● **Soal dan Tugas**
1/ Jawab pertanyaan berikut berdasarkan teks tentang kelompok etnik Amerika.
(a) Berapa persen perkiraan jumlah keturunan Hispanic Americans dari penduduk AS?
(b) Setelah tahun berapa Cuban Americans berimigrasi ke AS, dan apa penyebabnya?
(c) Orang-orang dari bangsa mana saja yang termasuk golongan White Ethnic Americans?
2/ Lanjutkan teks tentang kelompok etnik Amerika, dimulai setelah kalimat terakhirnya.

● **Teks Sumber**
^^^^^^^^
Ekspansi ini terutama berpusat pada benua Amerika, khususnya pada apa yang disebut
Hispanis Amerika (Hispanic America), yang terdiri dari semua negara-negara
benua Amerika yang menjadi bagian dari Kerajaan Spanyol. Negara-negara ini,
mewarisi budaya nenek moyang orang Spanyol, dan selanjutnya, orang-orang mereka
dan budayanya dipandang sebagai Hispanic.
Hispanis Amerika merupakan kelompok
etnik yang dapat dikatakan mewakili tiga budaya. Mexican American (Meksiko),
Puerto Rico dan Cuban American (Cuba). Jumlah keturunan Hispanic Americans
diperkirakan 12% dari jumlah penduduk AS. Persentase ini cenderung meningkat cepat
karena migrasi dan tingkat kelahiran yang tinggi. Di antara hispanis ini kurang
lebih 2/3 nya adalah Mexican American tinggal di Texas, New Mexico, dan Chicago.
Pada umumnya keturunan Mexico - Amerika merupakan orang miskin yang jumlahnya
diperkirakan dua kali lipat rata-rata dari kemiskinan nasional. Warga puerto rico
yang jumlahnya sekitar tiga juta orang di AS ini memiliki identitas etnis
berupa kemampuan berbahasa Spanyol dan status sosial ekonominya lebih tinggi.
Cuban Americans merupakan kelompok etnik orang Amerika keturunan Kuba yang
berimigrasi ke AS setelah tahun 1959 akibat revolusi sosial. Kini sekitar 1 juta
orang Kuba hidup di AS dan rata-rata berpendidikan tinggi, berpendapatan
menengah dan tidak miskin jika dibandingkan dengan Hispanis lainnya.
f)
White Ethnic Americans
White Ethnic Americans merupakan kelompok
orang Amerika berkulit putih yang menyatakan dirinya “tidak terikat” dengan
WASP. Jadi, mereka digolongkan dalam kelompok etnik non-WASP. Mereka yang termasuk
golongan ini adalah orang Jerman, Irlandia, Italia dan Polandia.
^^^^^^^^
● **Cuplikan Data**

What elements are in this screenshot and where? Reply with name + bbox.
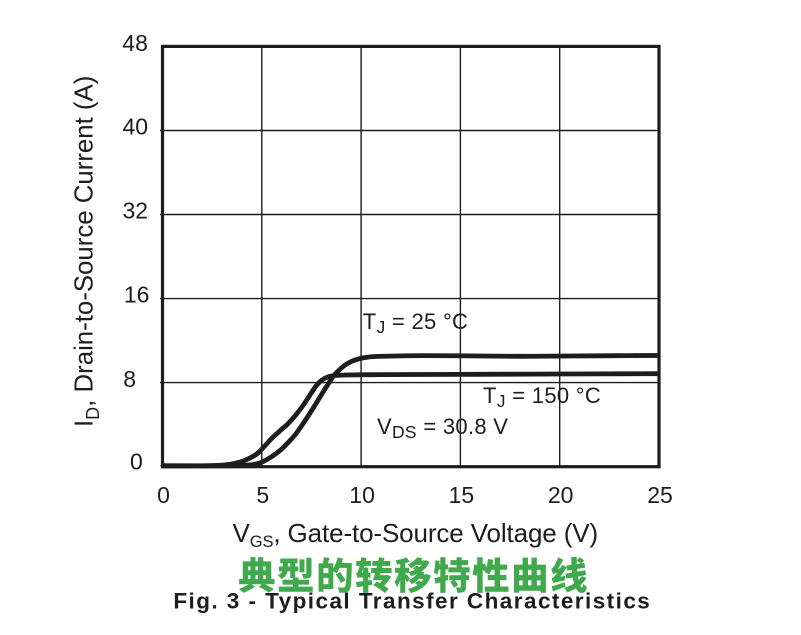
^^^^^^^^
● **Hasil**
1/
(a) Sekitar 12% dari jumlah penduduk AS.
(b) Setelah tahun 1959, akibat revolusi sosial.
(c) Orang Jerman, Irlandia, Italia, dan Polandia.

2/
Sesudah perang saudara meletus
pertengahan abad 19, Presiden Abraham Lincoln memberikan pendidikan terhadap
veteran perang etnis Negro dan pendidikan bagi anak-anaknya. Sesudah Perang
Dunia II gerakan Civil Rights Movement (Gerakan Hak-hak Sipil) terutama
di bawah Dr Martin Luther King telah menghasilkan praktek pendidikan yang tidak
membedakan warna kulit.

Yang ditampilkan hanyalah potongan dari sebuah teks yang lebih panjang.